Task brief => Without including any pictures, write out the listing below exactly.

Given data =>
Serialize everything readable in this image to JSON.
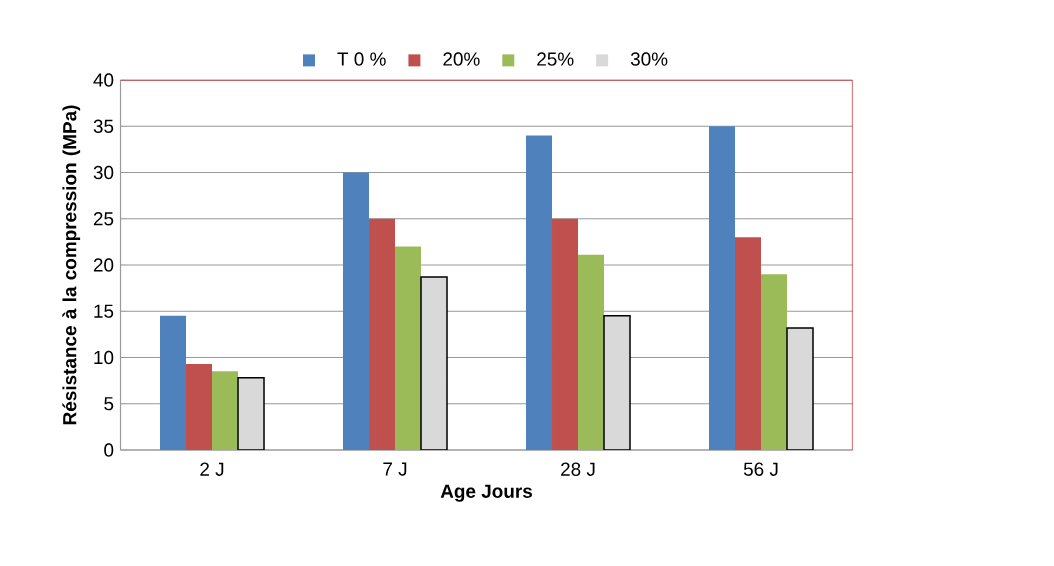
{
  "chart_data": {
    "type": "bar",
    "xlabel": "Age Jours",
    "ylabel": "Résistance à la compression (MPa)",
    "categories": [
      "2 J",
      "7 J",
      "28 J",
      "56 J"
    ],
    "series": [
      {
        "name": "T 0 %",
        "color": "#4f81bd",
        "values": [
          14.5,
          30,
          34,
          35
        ]
      },
      {
        "name": "20%",
        "color": "#c0504d",
        "values": [
          9.3,
          25,
          25,
          23
        ]
      },
      {
        "name": "25%",
        "color": "#9bbb59",
        "values": [
          8.5,
          22,
          21.1,
          19
        ]
      },
      {
        "name": "30%",
        "color": "#d9d9d9",
        "values": [
          7.8,
          18.7,
          14.5,
          13.2
        ]
      }
    ],
    "ylim": [
      0,
      40
    ],
    "yticks": [
      0,
      5,
      10,
      15,
      20,
      25,
      30,
      35,
      40
    ],
    "grid": "y",
    "legend": "top"
  }
}
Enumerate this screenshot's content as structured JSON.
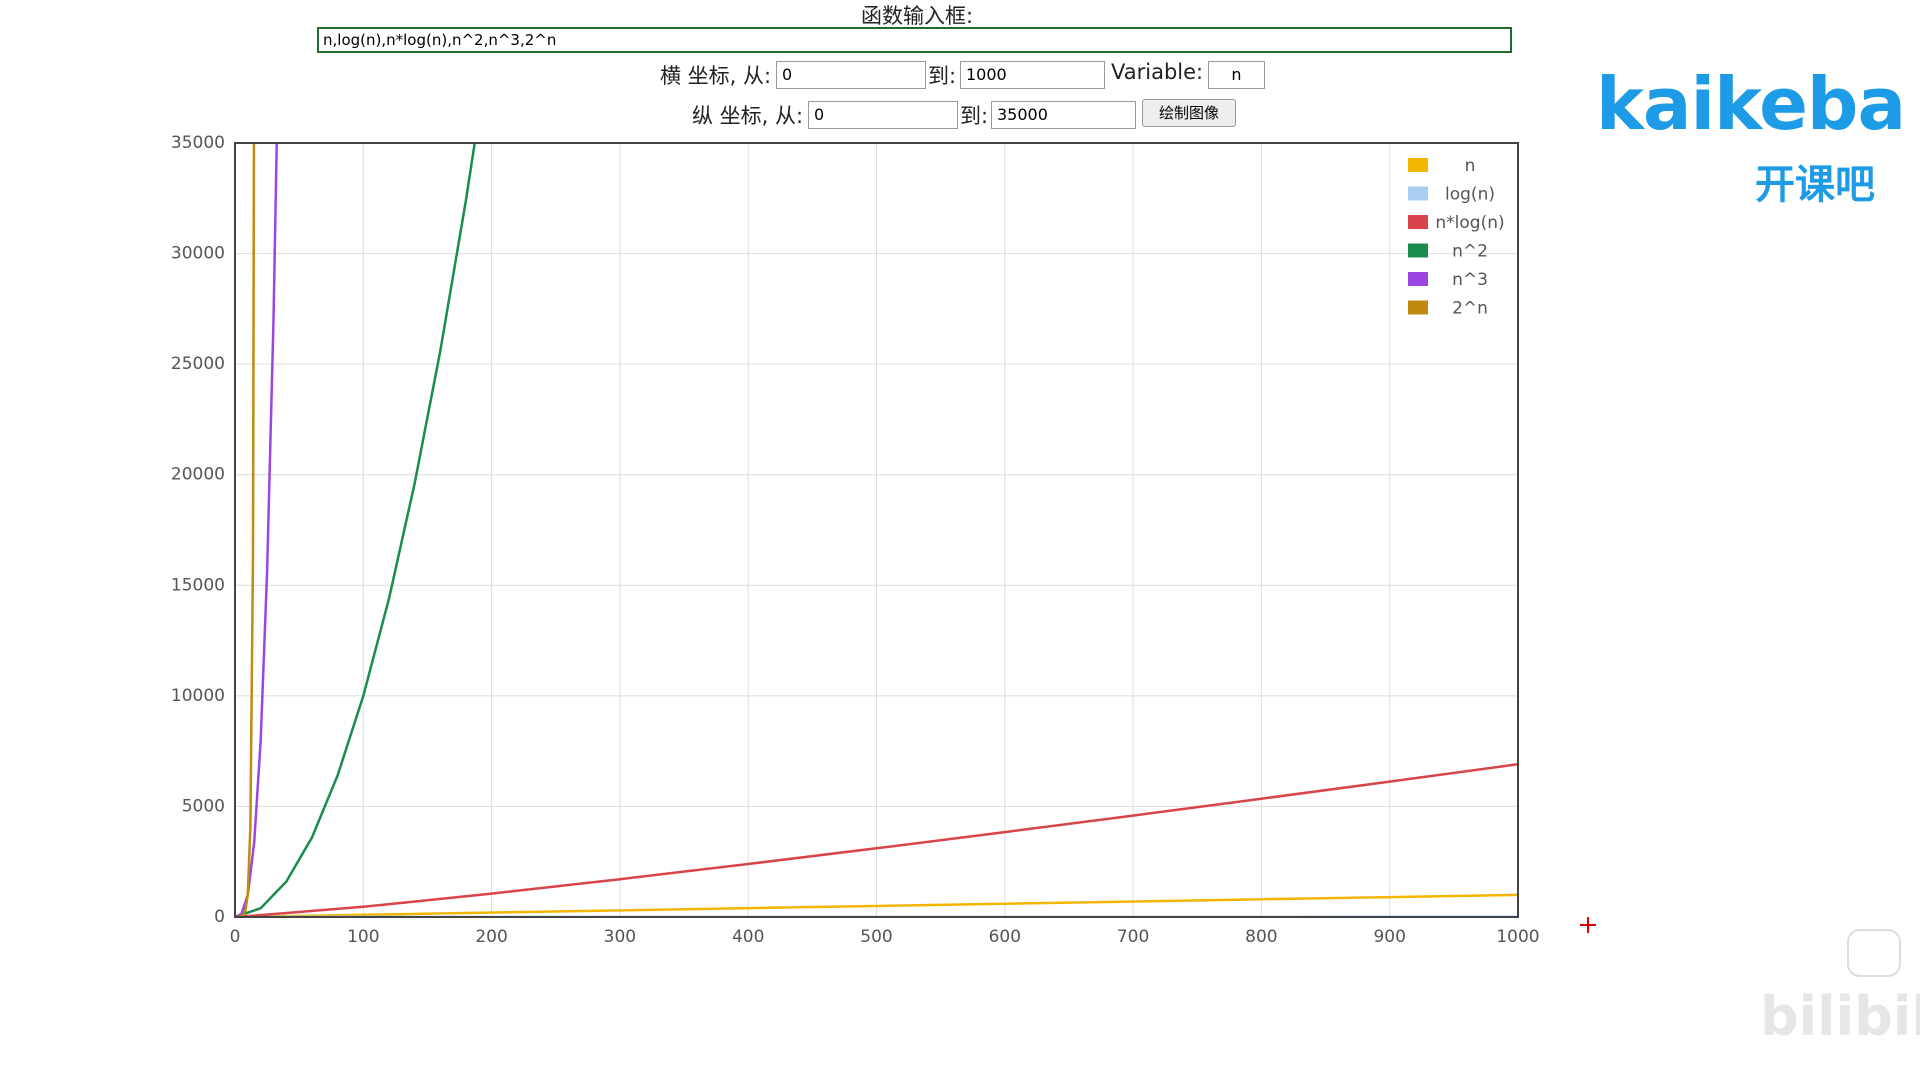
{
  "form": {
    "title": "函数输入框:",
    "expression": "n,log(n),n*log(n),n^2,n^3,2^n",
    "x_from_label": "横 坐标, 从:",
    "x_from": "0",
    "x_to_label": "到:",
    "x_to": "1000",
    "variable_label": "Variable:",
    "variable": "n",
    "y_from_label": "纵 坐标, 从:",
    "y_from": "0",
    "y_to_label": "到:",
    "y_to": "35000",
    "button": "绘制图像"
  },
  "logo": {
    "name": "kaikeba",
    "subtitle": "开课吧"
  },
  "watermark": "bilibili",
  "chart_data": {
    "type": "line",
    "series": [
      {
        "name": "n",
        "color": "#f2b600",
        "x": [
          0,
          1000
        ],
        "values": [
          0,
          1000
        ]
      },
      {
        "name": "log(n)",
        "color": "#a8cff0",
        "x": [
          1,
          10,
          100,
          1000
        ],
        "values": [
          0,
          2.3,
          4.6,
          6.9
        ]
      },
      {
        "name": "n*log(n)",
        "color": "#d9434a",
        "x": [
          1,
          100,
          200,
          300,
          400,
          500,
          600,
          700,
          800,
          900,
          1000
        ],
        "values": [
          0,
          460.5,
          1059.7,
          1711.1,
          2396.6,
          3107.3,
          3838.2,
          4585.9,
          5347.6,
          6122.2,
          6907.8
        ]
      },
      {
        "name": "n^2",
        "color": "#1a8c4e",
        "x": [
          0,
          20,
          40,
          60,
          80,
          100,
          120,
          140,
          160,
          180,
          200
        ],
        "values": [
          0,
          400,
          1600,
          3600,
          6400,
          10000,
          14400,
          19600,
          25600,
          32400,
          40000
        ]
      },
      {
        "name": "n^3",
        "color": "#9b45e4",
        "x": [
          0,
          5,
          10,
          15,
          20,
          25,
          30,
          35
        ],
        "values": [
          0,
          125,
          1000,
          3375,
          8000,
          15625,
          27000,
          42875
        ]
      },
      {
        "name": "2^n",
        "color": "#c08a10",
        "x": [
          0,
          2,
          4,
          6,
          8,
          10,
          12,
          14,
          16
        ],
        "values": [
          1,
          4,
          16,
          64,
          256,
          1024,
          4096,
          16384,
          65536
        ]
      }
    ],
    "xlim": [
      0,
      1000
    ],
    "ylim": [
      0,
      35000
    ],
    "xticks": [
      0,
      100,
      200,
      300,
      400,
      500,
      600,
      700,
      800,
      900,
      1000
    ],
    "yticks": [
      0,
      5000,
      10000,
      15000,
      20000,
      25000,
      30000,
      35000
    ],
    "grid": true,
    "legend": "upper right"
  }
}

Answer for this exercise =>
Serialize everything readable in this image to JSON.
{
  "chart_data": {
    "type": "bar",
    "xlabel": "Age Jours",
    "ylabel": "Résistance à la compression (MPa)",
    "categories": [
      "2 J",
      "7 J",
      "28 J",
      "56 J"
    ],
    "series": [
      {
        "name": "T 0 %",
        "color": "#4f81bd",
        "values": [
          14.5,
          30,
          34,
          35
        ]
      },
      {
        "name": "20%",
        "color": "#c0504d",
        "values": [
          9.3,
          25,
          25,
          23
        ]
      },
      {
        "name": "25%",
        "color": "#9bbb59",
        "values": [
          8.5,
          22,
          21.1,
          19
        ]
      },
      {
        "name": "30%",
        "color": "#d9d9d9",
        "values": [
          7.8,
          18.7,
          14.5,
          13.2
        ]
      }
    ],
    "ylim": [
      0,
      40
    ],
    "yticks": [
      0,
      5,
      10,
      15,
      20,
      25,
      30,
      35,
      40
    ],
    "grid": "y",
    "legend": "top"
  }
}
Enumerate this screenshot's content as structured JSON.
{
  "form": {
    "title": "函数输入框:",
    "expression": "n,log(n),n*log(n),n^2,n^3,2^n",
    "x_from_label": "横 坐标, 从:",
    "x_from": "0",
    "x_to_label": "到:",
    "x_to": "1000",
    "variable_label": "Variable:",
    "variable": "n",
    "y_from_label": "纵 坐标, 从:",
    "y_from": "0",
    "y_to_label": "到:",
    "y_to": "35000",
    "button": "绘制图像"
  },
  "logo": {
    "name": "kaikeba",
    "subtitle": "开课吧"
  },
  "watermark": "bilibili",
  "chart_data": {
    "type": "line",
    "series": [
      {
        "name": "n",
        "color": "#f2b600",
        "x": [
          0,
          1000
        ],
        "values": [
          0,
          1000
        ]
      },
      {
        "name": "log(n)",
        "color": "#a8cff0",
        "x": [
          1,
          10,
          100,
          1000
        ],
        "values": [
          0,
          2.3,
          4.6,
          6.9
        ]
      },
      {
        "name": "n*log(n)",
        "color": "#d9434a",
        "x": [
          1,
          100,
          200,
          300,
          400,
          500,
          600,
          700,
          800,
          900,
          1000
        ],
        "values": [
          0,
          460.5,
          1059.7,
          1711.1,
          2396.6,
          3107.3,
          3838.2,
          4585.9,
          5347.6,
          6122.2,
          6907.8
        ]
      },
      {
        "name": "n^2",
        "color": "#1a8c4e",
        "x": [
          0,
          20,
          40,
          60,
          80,
          100,
          120,
          140,
          160,
          180,
          200
        ],
        "values": [
          0,
          400,
          1600,
          3600,
          6400,
          10000,
          14400,
          19600,
          25600,
          32400,
          40000
        ]
      },
      {
        "name": "n^3",
        "color": "#9b45e4",
        "x": [
          0,
          5,
          10,
          15,
          20,
          25,
          30,
          35
        ],
        "values": [
          0,
          125,
          1000,
          3375,
          8000,
          15625,
          27000,
          42875
        ]
      },
      {
        "name": "2^n",
        "color": "#c08a10",
        "x": [
          0,
          2,
          4,
          6,
          8,
          10,
          12,
          14,
          16
        ],
        "values": [
          1,
          4,
          16,
          64,
          256,
          1024,
          4096,
          16384,
          65536
        ]
      }
    ],
    "xlim": [
      0,
      1000
    ],
    "ylim": [
      0,
      35000
    ],
    "xticks": [
      0,
      100,
      200,
      300,
      400,
      500,
      600,
      700,
      800,
      900,
      1000
    ],
    "yticks": [
      0,
      5000,
      10000,
      15000,
      20000,
      25000,
      30000,
      35000
    ],
    "grid": true,
    "legend": "upper right"
  }
}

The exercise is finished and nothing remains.